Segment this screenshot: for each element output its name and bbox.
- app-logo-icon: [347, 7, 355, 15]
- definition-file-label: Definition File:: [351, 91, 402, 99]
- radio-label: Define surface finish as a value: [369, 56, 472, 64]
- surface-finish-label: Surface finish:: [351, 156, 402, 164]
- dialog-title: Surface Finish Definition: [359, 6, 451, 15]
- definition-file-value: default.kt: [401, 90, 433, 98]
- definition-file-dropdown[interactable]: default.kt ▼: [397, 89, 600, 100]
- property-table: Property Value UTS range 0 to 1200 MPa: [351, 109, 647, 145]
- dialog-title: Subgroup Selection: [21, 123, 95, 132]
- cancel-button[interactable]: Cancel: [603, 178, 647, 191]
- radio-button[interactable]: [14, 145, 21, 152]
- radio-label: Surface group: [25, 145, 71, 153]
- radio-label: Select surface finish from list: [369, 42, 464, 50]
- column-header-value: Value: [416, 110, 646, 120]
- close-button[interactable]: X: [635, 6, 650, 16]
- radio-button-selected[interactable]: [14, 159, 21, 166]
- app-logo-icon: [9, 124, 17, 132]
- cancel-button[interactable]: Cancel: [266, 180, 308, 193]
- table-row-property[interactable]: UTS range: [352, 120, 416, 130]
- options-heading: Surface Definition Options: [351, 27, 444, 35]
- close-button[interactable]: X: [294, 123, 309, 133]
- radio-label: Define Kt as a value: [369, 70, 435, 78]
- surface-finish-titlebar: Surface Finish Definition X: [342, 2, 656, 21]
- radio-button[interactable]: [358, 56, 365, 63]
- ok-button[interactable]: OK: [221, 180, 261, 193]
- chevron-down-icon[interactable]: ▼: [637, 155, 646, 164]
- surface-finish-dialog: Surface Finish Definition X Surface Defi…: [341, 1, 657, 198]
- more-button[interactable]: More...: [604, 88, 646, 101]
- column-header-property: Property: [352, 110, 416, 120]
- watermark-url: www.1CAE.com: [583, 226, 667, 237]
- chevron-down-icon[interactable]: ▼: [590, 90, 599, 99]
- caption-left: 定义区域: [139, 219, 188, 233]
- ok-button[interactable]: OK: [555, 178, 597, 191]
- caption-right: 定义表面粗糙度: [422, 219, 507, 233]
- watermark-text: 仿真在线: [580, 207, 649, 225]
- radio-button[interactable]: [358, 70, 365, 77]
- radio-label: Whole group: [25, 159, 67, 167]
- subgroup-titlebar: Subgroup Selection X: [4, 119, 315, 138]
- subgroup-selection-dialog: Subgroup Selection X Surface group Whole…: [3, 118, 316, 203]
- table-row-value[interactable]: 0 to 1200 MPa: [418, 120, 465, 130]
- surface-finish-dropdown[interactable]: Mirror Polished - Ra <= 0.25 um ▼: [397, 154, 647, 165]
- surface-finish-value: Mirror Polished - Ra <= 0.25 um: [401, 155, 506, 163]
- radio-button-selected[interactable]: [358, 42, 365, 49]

WHAT YOU NEED TO DO:
Rewrite the records above as a numbered list, leaving out any blank lines.

RESPONSE:
1. Segment this screenshot: for each element output its name and bbox.
2. - app-logo-icon: [347, 7, 355, 15]
3. - definition-file-label: Definition File:: [351, 91, 402, 99]
4. - radio-label: Define surface finish as a value: [369, 56, 472, 64]
5. - surface-finish-label: Surface finish:: [351, 156, 402, 164]
6. - dialog-title: Surface Finish Definition: [359, 6, 451, 15]
7. - definition-file-value: default.kt: [401, 90, 433, 98]
8. - definition-file-dropdown[interactable]: default.kt ▼: [397, 89, 600, 100]
9. - property-table: Property Value UTS range 0 to 1200 MPa: [351, 109, 647, 145]
10. - dialog-title: Subgroup Selection: [21, 123, 95, 132]
11. - cancel-button[interactable]: Cancel: [603, 178, 647, 191]
12. - radio-button[interactable]: [14, 145, 21, 152]
13. - radio-label: Surface group: [25, 145, 71, 153]
14. - radio-label: Select surface finish from list: [369, 42, 464, 50]
15. - column-header-value: Value: [416, 110, 646, 120]
16. - close-button[interactable]: X: [635, 6, 650, 16]
17. - radio-button-selected[interactable]: [14, 159, 21, 166]
18. - app-logo-icon: [9, 124, 17, 132]
19. - cancel-button[interactable]: Cancel: [266, 180, 308, 193]
20. - table-row-property[interactable]: UTS range: [352, 120, 416, 130]
21. - options-heading: Surface Definition Options: [351, 27, 444, 35]
22. - close-button[interactable]: X: [294, 123, 309, 133]
23. - radio-label: Define Kt as a value: [369, 70, 435, 78]
24. - surface-finish-titlebar: Surface Finish Definition X: [342, 2, 656, 21]
25. - radio-button[interactable]: [358, 56, 365, 63]
26. - ok-button[interactable]: OK: [221, 180, 261, 193]
27. - chevron-down-icon[interactable]: ▼: [637, 155, 646, 164]
28. - surface-finish-dialog: Surface Finish Definition X Surface Defi…: [341, 1, 657, 198]
29. - more-button[interactable]: More...: [604, 88, 646, 101]
30. - column-header-property: Property: [352, 110, 416, 120]
31. - watermark-url: www.1CAE.com: [583, 226, 667, 237]
32. - chevron-down-icon[interactable]: ▼: [590, 90, 599, 99]
33. - caption-left: 定义区域: [139, 219, 188, 233]
34. - ok-button[interactable]: OK: [555, 178, 597, 191]
35. - caption-right: 定义表面粗糙度: [422, 219, 507, 233]
36. - watermark-text: 仿真在线: [580, 207, 649, 225]
37. - radio-button[interactable]: [358, 70, 365, 77]
38. - radio-label: Whole group: [25, 159, 67, 167]
39. - subgroup-titlebar: Subgroup Selection X: [4, 119, 315, 138]
40. - subgroup-selection-dialog: Subgroup Selection X Surface group Whole…: [3, 118, 316, 203]
41. - table-row-value[interactable]: 0 to 1200 MPa: [418, 120, 465, 130]
42. - surface-finish-dropdown[interactable]: Mirror Polished - Ra <= 0.25 um ▼: [397, 154, 647, 165]
43. - surface-finish-value: Mirror Polished - Ra <= 0.25 um: [401, 155, 506, 163]
44. - radio-button-selected[interactable]: [358, 42, 365, 49]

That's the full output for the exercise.